*REQUIREMENTS*: Report how many lines hold the word "values"; give nothing but the number.
* * * *
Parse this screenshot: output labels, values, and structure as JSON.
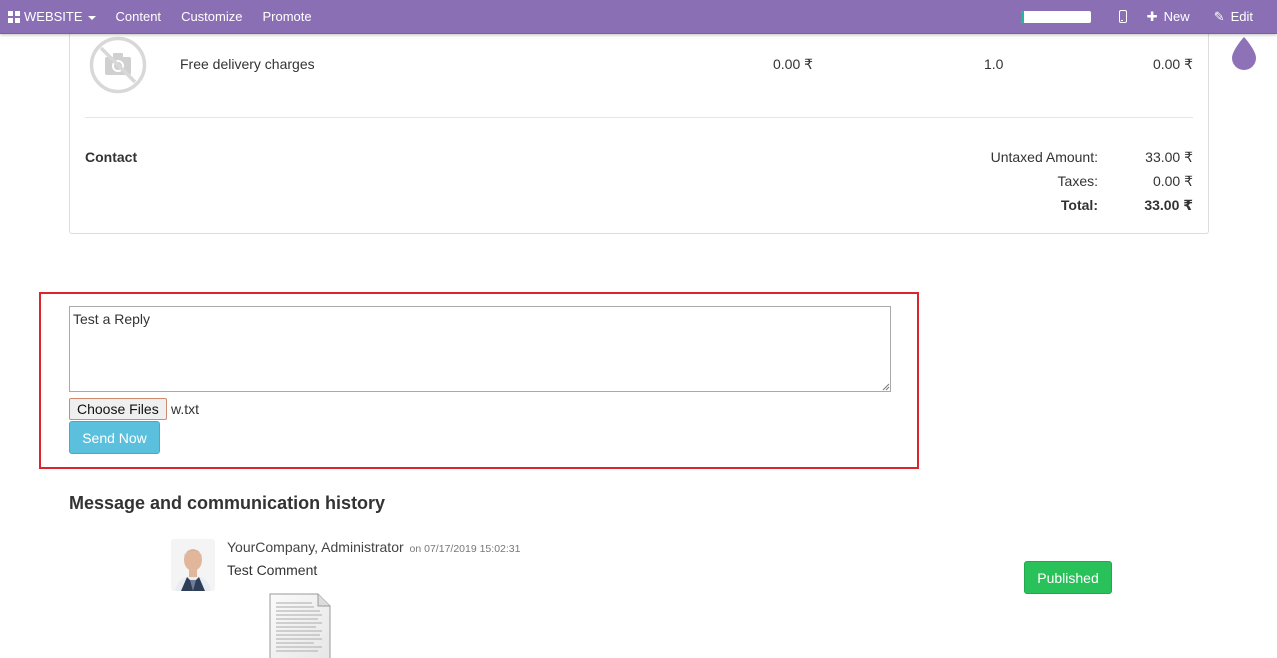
{
  "navbar": {
    "website_label": "WEBSITE",
    "items": [
      "Content",
      "Customize",
      "Promote"
    ],
    "progress_fraction": 0.05,
    "new_label": "New",
    "edit_label": "Edit",
    "bg_color": "#8a6fb5"
  },
  "order_line": {
    "product": "Free delivery charges",
    "unit_price": "0.00 ₹",
    "quantity": "1.0",
    "subtotal": "0.00 ₹"
  },
  "contact_label": "Contact",
  "totals": {
    "untaxed_label": "Untaxed Amount:",
    "untaxed_value": "33.00 ₹",
    "taxes_label": "Taxes:",
    "taxes_value": "0.00 ₹",
    "total_label": "Total:",
    "total_value": "33.00 ₹"
  },
  "reply": {
    "text": "Test a Reply",
    "choose_files_label": "Choose Files",
    "file_name": "w.txt",
    "send_label": "Send Now",
    "highlight_color": "#d9262c"
  },
  "history": {
    "title": "Message and communication history",
    "messages": [
      {
        "author": "YourCompany, Administrator",
        "date": "on 07/17/2019 15:02:31",
        "body": "Test Comment",
        "status": "Published",
        "attachment_icon": "text-file-icon"
      }
    ]
  },
  "icons": {
    "apps": "grid-icon",
    "mobile": "mobile-preview-icon",
    "new": "plus-icon",
    "edit": "pencil-icon",
    "droplet": "theme-droplet-icon",
    "product_image": "no-image-camera-icon",
    "avatar": "user-avatar"
  }
}
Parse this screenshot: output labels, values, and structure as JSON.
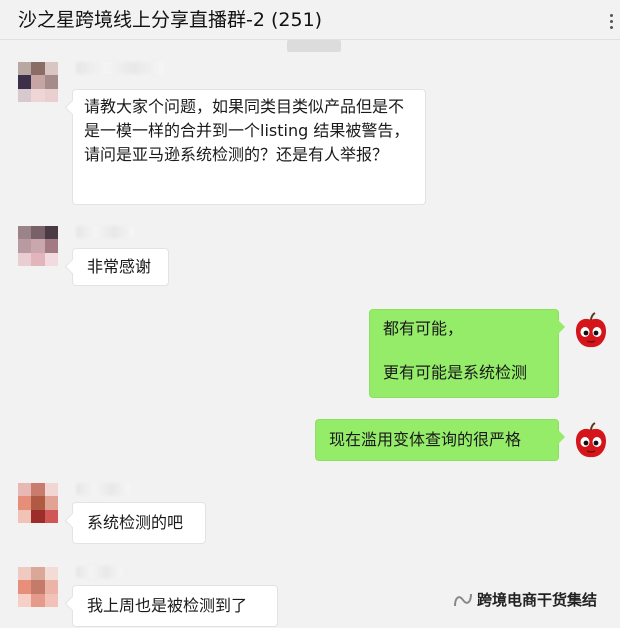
{
  "header": {
    "title": "沙之星跨境线上分享直播群-2 (251)",
    "time_chip": ""
  },
  "messages": [
    {
      "side": "left",
      "text": "请教大家个问题，如果同类目类似产品但是不是一模一样的合并到一个listing 结果被警告，请问是亚马逊系统检测的？还是有人举报？"
    },
    {
      "side": "left",
      "text": "非常感谢"
    },
    {
      "side": "right",
      "lines": [
        "都有可能，",
        "更有可能是系统检测"
      ]
    },
    {
      "side": "right",
      "text": "现在滥用变体查询的很严格"
    },
    {
      "side": "left",
      "text": "系统检测的吧"
    },
    {
      "side": "left",
      "text": "我上周也是被检测到了"
    }
  ],
  "watermark": {
    "text": "跨境电商干货集结",
    "icon": "wechat-channel-icon"
  },
  "colors": {
    "bubble_self": "#95ec69",
    "bubble_other": "#ffffff",
    "background": "#f2f2f2"
  }
}
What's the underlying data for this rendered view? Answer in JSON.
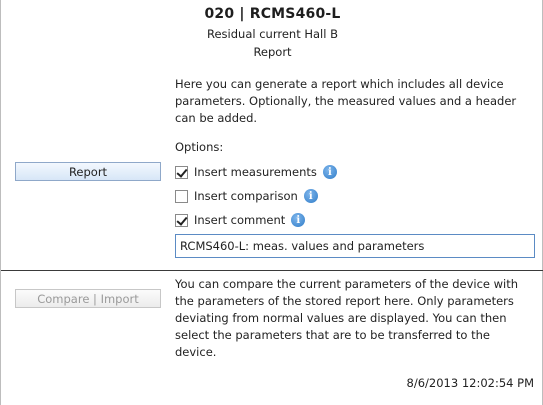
{
  "header": {
    "title": "020 | RCMS460-L",
    "subtitle": "Residual current Hall B",
    "section": "Report"
  },
  "report": {
    "description": "Here you can generate a report which includes all device parameters. Optionally, the measured values and a header can be added.",
    "options_label": "Options:",
    "button_label": "Report",
    "options": [
      {
        "label": "Insert measurements",
        "checked": true
      },
      {
        "label": "Insert comparison",
        "checked": false
      },
      {
        "label": "Insert comment",
        "checked": true
      }
    ],
    "comment_value": "RCMS460-L: meas. values and parameters"
  },
  "compare": {
    "description": "You can compare the current parameters of the device with the parameters of the stored report here. Only parameters deviating from normal values are displayed. You can then select the parameters that are to be transferred to the device.",
    "button_label": "Compare | Import",
    "enabled": false
  },
  "footer": {
    "timestamp": "8/6/2013 12:02:54 PM"
  },
  "icons": {
    "info": "info-icon",
    "checkbox": "checkbox-icon"
  }
}
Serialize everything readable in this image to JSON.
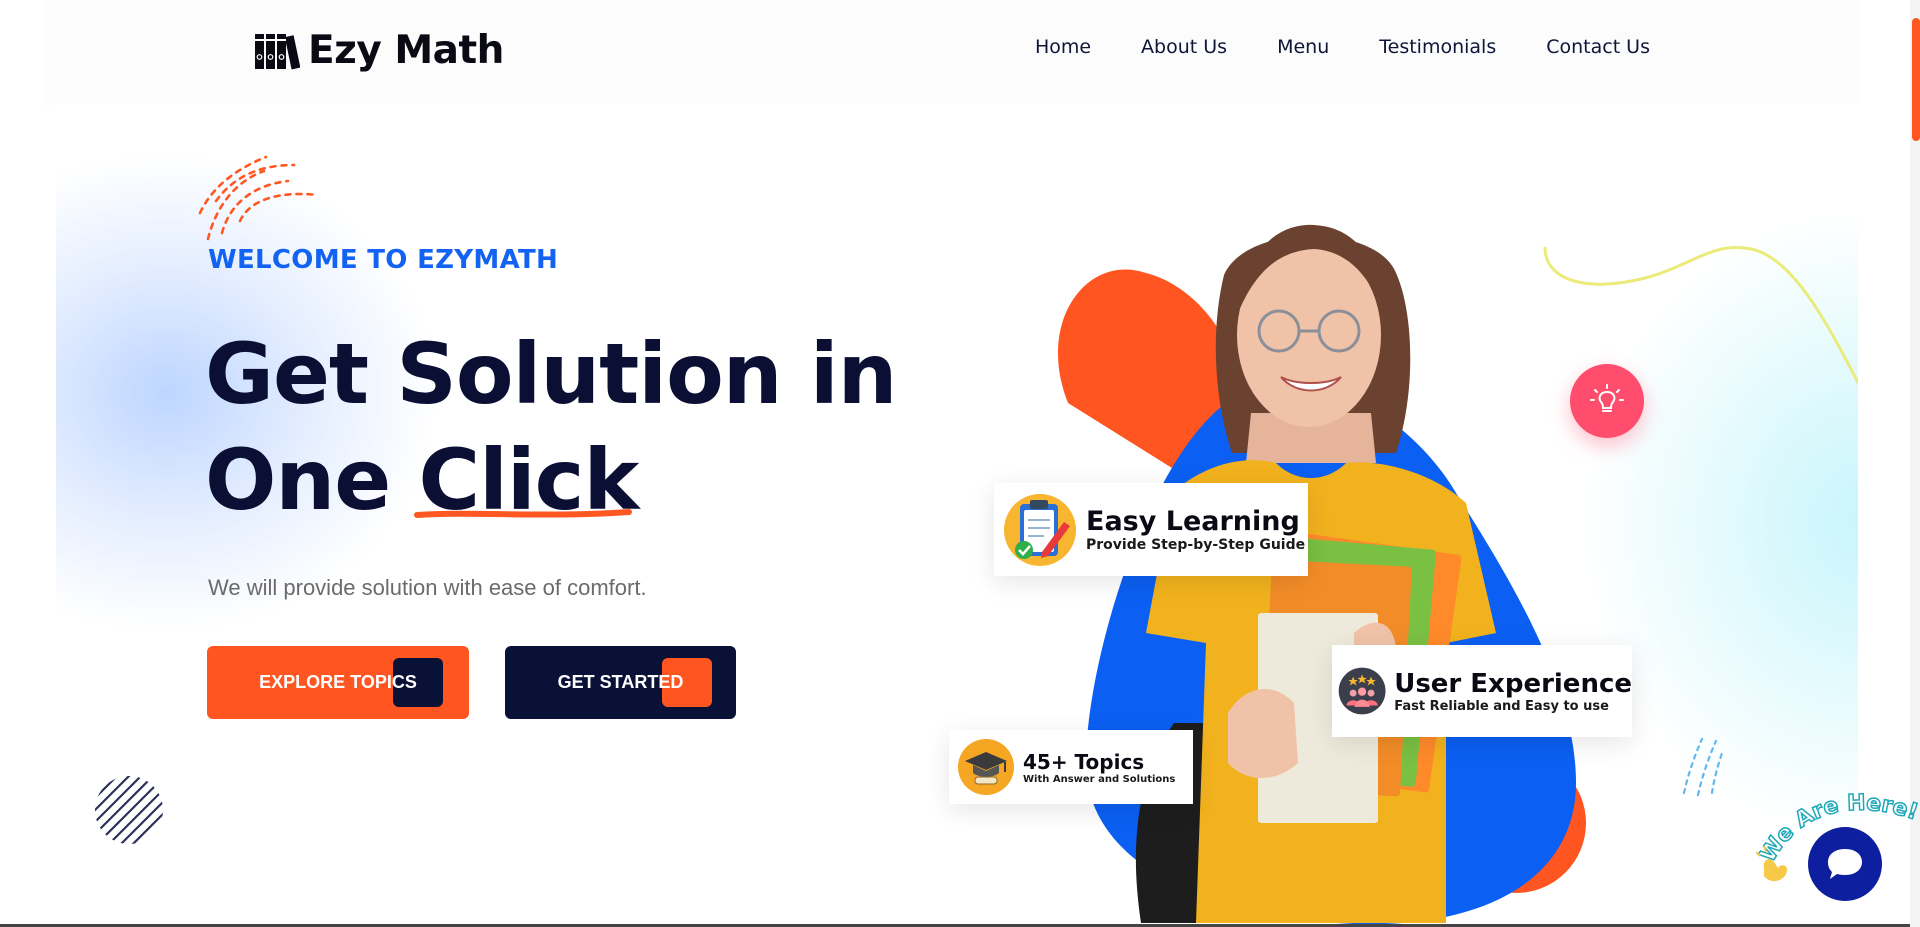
* * * *
*EXPECTED OUTPUT*: 5